== SHORT PROBLEM ==
Don't copy the pictures; return every other part of the records exactly.

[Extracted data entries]
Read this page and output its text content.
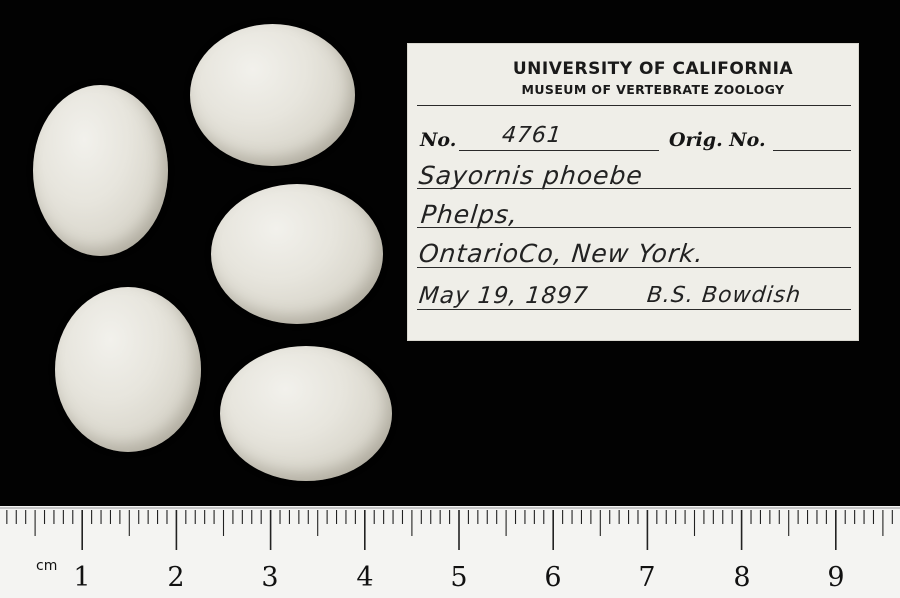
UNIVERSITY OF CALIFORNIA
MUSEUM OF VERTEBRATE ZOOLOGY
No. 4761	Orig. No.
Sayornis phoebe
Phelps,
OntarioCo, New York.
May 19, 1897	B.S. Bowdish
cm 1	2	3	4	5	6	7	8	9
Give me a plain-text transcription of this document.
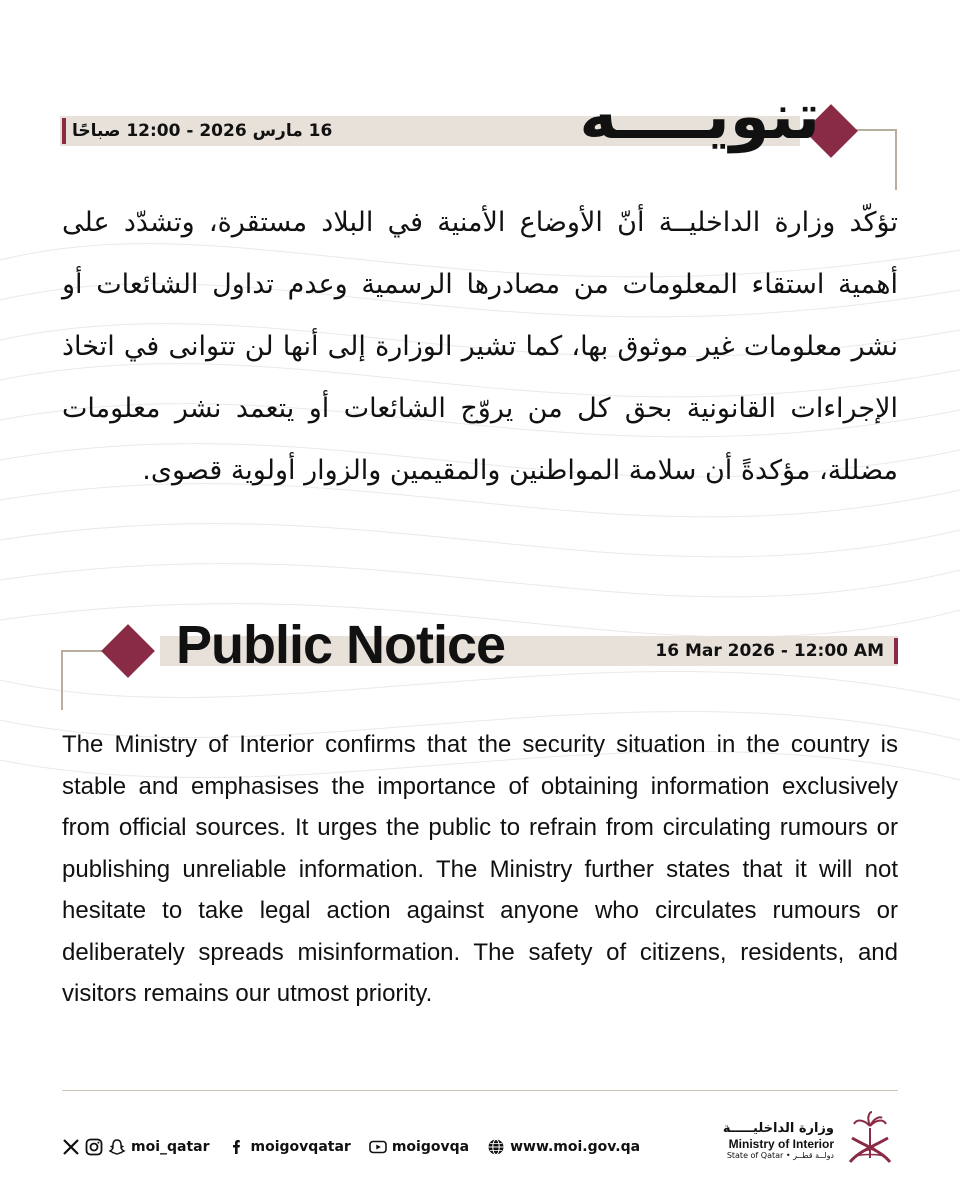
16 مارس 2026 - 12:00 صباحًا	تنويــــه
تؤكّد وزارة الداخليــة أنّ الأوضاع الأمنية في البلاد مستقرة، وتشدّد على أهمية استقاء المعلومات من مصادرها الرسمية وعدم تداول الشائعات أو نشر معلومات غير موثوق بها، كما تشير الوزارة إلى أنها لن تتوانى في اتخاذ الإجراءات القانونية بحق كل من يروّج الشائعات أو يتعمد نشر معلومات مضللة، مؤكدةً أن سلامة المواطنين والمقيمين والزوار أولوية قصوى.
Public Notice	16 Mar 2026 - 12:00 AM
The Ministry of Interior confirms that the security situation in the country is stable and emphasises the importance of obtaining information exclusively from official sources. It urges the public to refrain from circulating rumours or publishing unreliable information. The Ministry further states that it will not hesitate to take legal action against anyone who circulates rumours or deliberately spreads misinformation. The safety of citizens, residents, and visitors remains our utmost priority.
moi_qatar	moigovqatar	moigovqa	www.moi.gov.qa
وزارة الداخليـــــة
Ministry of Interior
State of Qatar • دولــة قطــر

== TASK ANSWER ==
Read this page and output its text content.
UNIVERSITY OF CALIFORNIA
MUSEUM OF VERTEBRATE ZOOLOGY
No. 4761	Orig. No.
Sayornis phoebe
Phelps,
OntarioCo, New York.
May 19, 1897	B.S. Bowdish
cm 1	2	3	4	5	6	7	8	9
Give me a plain-text transcription of this document.
16 مارس 2026 - 12:00 صباحًا	تنويــــه
تؤكّد وزارة الداخليــة أنّ الأوضاع الأمنية في البلاد مستقرة، وتشدّد على أهمية استقاء المعلومات من مصادرها الرسمية وعدم تداول الشائعات أو نشر معلومات غير موثوق بها، كما تشير الوزارة إلى أنها لن تتوانى في اتخاذ الإجراءات القانونية بحق كل من يروّج الشائعات أو يتعمد نشر معلومات مضللة، مؤكدةً أن سلامة المواطنين والمقيمين والزوار أولوية قصوى.
Public Notice	16 Mar 2026 - 12:00 AM
The Ministry of Interior confirms that the security situation in the country is stable and emphasises the importance of obtaining information exclusively from official sources. It urges the public to refrain from circulating rumours or publishing unreliable information. The Ministry further states that it will not hesitate to take legal action against anyone who circulates rumours or deliberately spreads misinformation. The safety of citizens, residents, and visitors remains our utmost priority.
moi_qatar	moigovqatar	moigovqa	www.moi.gov.qa
وزارة الداخليـــــة
Ministry of Interior
State of Qatar • دولــة قطــر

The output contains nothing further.